▶ [STATED PROBLEM]
List the lines of this listing that hold the word "Salinity".

▶ [RECORD EXCERPTS]
****************

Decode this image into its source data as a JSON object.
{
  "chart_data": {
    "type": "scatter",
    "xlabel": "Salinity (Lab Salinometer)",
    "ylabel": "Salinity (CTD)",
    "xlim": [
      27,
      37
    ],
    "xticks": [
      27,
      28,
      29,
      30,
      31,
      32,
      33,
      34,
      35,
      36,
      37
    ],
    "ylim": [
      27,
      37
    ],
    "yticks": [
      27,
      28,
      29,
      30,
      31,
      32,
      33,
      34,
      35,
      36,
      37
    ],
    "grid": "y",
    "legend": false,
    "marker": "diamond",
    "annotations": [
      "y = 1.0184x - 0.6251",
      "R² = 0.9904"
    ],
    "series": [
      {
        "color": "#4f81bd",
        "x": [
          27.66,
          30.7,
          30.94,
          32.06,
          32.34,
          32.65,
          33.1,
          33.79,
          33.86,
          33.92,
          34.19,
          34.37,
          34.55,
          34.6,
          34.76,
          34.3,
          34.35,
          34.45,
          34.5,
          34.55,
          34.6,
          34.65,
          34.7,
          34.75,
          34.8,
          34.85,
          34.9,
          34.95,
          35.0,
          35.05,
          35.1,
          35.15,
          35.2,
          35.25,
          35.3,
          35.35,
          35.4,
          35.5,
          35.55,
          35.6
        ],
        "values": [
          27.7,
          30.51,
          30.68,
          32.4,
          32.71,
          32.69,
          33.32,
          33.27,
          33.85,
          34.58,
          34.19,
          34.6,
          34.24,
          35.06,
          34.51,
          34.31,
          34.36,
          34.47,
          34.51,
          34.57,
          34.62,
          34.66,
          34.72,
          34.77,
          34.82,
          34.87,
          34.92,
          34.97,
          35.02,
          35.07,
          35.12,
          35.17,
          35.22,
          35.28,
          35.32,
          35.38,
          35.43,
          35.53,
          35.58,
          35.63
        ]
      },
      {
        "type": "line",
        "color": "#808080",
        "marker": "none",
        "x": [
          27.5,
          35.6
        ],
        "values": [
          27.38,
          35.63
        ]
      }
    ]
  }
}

****************

▶ [FINISHED EXERCISE]
    "xlabel": "Salinity (Lab Salinometer)",
    "ylabel": "Salinity (CTD)",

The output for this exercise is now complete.